§ **Data section**:
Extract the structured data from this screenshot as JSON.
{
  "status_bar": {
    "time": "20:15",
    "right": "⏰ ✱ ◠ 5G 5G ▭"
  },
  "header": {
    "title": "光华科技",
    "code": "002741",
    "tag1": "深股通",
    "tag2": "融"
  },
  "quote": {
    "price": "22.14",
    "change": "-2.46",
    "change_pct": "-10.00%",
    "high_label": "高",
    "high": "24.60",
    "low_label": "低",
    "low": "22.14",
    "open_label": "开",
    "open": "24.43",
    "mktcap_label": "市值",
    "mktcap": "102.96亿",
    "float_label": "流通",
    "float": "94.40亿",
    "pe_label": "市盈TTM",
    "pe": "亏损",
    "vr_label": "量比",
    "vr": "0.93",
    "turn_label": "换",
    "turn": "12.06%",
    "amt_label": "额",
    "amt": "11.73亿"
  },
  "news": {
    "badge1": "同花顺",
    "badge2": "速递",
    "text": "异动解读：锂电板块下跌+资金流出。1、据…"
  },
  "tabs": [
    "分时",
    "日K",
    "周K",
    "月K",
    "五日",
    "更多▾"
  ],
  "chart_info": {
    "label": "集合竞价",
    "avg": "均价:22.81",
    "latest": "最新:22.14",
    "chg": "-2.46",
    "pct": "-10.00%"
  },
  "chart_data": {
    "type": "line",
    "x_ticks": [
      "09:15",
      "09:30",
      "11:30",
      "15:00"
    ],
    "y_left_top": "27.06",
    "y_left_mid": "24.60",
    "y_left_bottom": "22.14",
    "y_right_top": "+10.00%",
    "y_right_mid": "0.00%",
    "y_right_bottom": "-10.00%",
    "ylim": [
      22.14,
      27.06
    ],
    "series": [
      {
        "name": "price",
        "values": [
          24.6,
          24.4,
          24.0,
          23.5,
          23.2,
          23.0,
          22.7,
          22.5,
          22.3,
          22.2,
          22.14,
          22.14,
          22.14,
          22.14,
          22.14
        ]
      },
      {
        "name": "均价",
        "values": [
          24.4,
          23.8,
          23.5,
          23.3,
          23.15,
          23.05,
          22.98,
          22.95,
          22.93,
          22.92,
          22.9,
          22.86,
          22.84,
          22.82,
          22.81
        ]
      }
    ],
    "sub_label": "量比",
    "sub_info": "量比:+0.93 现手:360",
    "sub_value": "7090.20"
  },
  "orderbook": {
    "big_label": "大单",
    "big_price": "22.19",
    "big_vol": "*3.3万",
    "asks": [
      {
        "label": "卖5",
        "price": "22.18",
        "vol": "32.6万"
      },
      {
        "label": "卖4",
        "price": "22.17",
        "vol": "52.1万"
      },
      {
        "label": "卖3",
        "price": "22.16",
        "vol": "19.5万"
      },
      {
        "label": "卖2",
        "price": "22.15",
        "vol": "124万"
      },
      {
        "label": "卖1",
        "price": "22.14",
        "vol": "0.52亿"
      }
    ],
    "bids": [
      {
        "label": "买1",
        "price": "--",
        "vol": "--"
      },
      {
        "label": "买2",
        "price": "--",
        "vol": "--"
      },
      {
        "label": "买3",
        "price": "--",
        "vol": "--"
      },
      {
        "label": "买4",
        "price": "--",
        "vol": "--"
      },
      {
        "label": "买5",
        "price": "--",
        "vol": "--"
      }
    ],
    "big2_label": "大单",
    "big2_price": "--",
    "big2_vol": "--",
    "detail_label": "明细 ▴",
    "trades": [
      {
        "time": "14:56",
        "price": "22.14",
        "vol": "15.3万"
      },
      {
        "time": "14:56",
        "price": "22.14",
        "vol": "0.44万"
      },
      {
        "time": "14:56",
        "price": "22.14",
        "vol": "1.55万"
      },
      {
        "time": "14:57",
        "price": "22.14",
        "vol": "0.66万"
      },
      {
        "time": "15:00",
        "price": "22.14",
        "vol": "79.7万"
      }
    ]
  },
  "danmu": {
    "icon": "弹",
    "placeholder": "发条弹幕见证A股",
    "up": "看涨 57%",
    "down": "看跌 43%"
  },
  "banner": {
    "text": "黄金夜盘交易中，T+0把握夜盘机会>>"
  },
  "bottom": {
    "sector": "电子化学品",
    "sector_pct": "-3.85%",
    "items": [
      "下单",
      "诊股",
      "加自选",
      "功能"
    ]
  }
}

§ **Instructions to follow**: Transcribe each record exactly. Leave nothing out.

§ **Solution for this exercise**:
Extract the structured data from this screenshot as JSON.
{
  "status_bar": {
    "time": "20:15",
    "right": "⏰ ✱ ◠ 5G 5G ▭"
  },
  "header": {
    "title": "光华科技",
    "code": "002741",
    "tag1": "深股通",
    "tag2": "融"
  },
  "quote": {
    "price": "22.14",
    "change": "-2.46",
    "change_pct": "-10.00%",
    "high_label": "高",
    "high": "24.60",
    "low_label": "低",
    "low": "22.14",
    "open_label": "开",
    "open": "24.43",
    "mktcap_label": "市值",
    "mktcap": "102.96亿",
    "float_label": "流通",
    "float": "94.40亿",
    "pe_label": "市盈TTM",
    "pe": "亏损",
    "vr_label": "量比",
    "vr": "0.93",
    "turn_label": "换",
    "turn": "12.06%",
    "amt_label": "额",
    "amt": "11.73亿"
  },
  "news": {
    "badge1": "同花顺",
    "badge2": "速递",
    "text": "异动解读：锂电板块下跌+资金流出。1、据…"
  },
  "tabs": [
    "分时",
    "日K",
    "周K",
    "月K",
    "五日",
    "更多▾"
  ],
  "chart_info": {
    "label": "集合竞价",
    "avg": "均价:22.81",
    "latest": "最新:22.14",
    "chg": "-2.46",
    "pct": "-10.00%"
  },
  "chart_data": {
    "type": "line",
    "x_ticks": [
      "09:15",
      "09:30",
      "11:30",
      "15:00"
    ],
    "y_left_top": "27.06",
    "y_left_mid": "24.60",
    "y_left_bottom": "22.14",
    "y_right_top": "+10.00%",
    "y_right_mid": "0.00%",
    "y_right_bottom": "-10.00%",
    "ylim": [
      22.14,
      27.06
    ],
    "series": [
      {
        "name": "price",
        "values": [
          24.6,
          24.4,
          24.0,
          23.5,
          23.2,
          23.0,
          22.7,
          22.5,
          22.3,
          22.2,
          22.14,
          22.14,
          22.14,
          22.14,
          22.14
        ]
      },
      {
        "name": "均价",
        "values": [
          24.4,
          23.8,
          23.5,
          23.3,
          23.15,
          23.05,
          22.98,
          22.95,
          22.93,
          22.92,
          22.9,
          22.86,
          22.84,
          22.82,
          22.81
        ]
      }
    ],
    "sub_label": "量比",
    "sub_info": "量比:+0.93 现手:360",
    "sub_value": "7090.20"
  },
  "orderbook": {
    "big_label": "大单",
    "big_price": "22.19",
    "big_vol": "*3.3万",
    "asks": [
      {
        "label": "卖5",
        "price": "22.18",
        "vol": "32.6万"
      },
      {
        "label": "卖4",
        "price": "22.17",
        "vol": "52.1万"
      },
      {
        "label": "卖3",
        "price": "22.16",
        "vol": "19.5万"
      },
      {
        "label": "卖2",
        "price": "22.15",
        "vol": "124万"
      },
      {
        "label": "卖1",
        "price": "22.14",
        "vol": "0.52亿"
      }
    ],
    "bids": [
      {
        "label": "买1",
        "price": "--",
        "vol": "--"
      },
      {
        "label": "买2",
        "price": "--",
        "vol": "--"
      },
      {
        "label": "买3",
        "price": "--",
        "vol": "--"
      },
      {
        "label": "买4",
        "price": "--",
        "vol": "--"
      },
      {
        "label": "买5",
        "price": "--",
        "vol": "--"
      }
    ],
    "big2_label": "大单",
    "big2_price": "--",
    "big2_vol": "--",
    "detail_label": "明细 ▴",
    "trades": [
      {
        "time": "14:56",
        "price": "22.14",
        "vol": "15.3万"
      },
      {
        "time": "14:56",
        "price": "22.14",
        "vol": "0.44万"
      },
      {
        "time": "14:56",
        "price": "22.14",
        "vol": "1.55万"
      },
      {
        "time": "14:57",
        "price": "22.14",
        "vol": "0.66万"
      },
      {
        "time": "15:00",
        "price": "22.14",
        "vol": "79.7万"
      }
    ]
  },
  "danmu": {
    "icon": "弹",
    "placeholder": "发条弹幕见证A股",
    "up": "看涨 57%",
    "down": "看跌 43%"
  },
  "banner": {
    "text": "黄金夜盘交易中，T+0把握夜盘机会>>"
  },
  "bottom": {
    "sector": "电子化学品",
    "sector_pct": "-3.85%",
    "items": [
      "下单",
      "诊股",
      "加自选",
      "功能"
    ]
  }
}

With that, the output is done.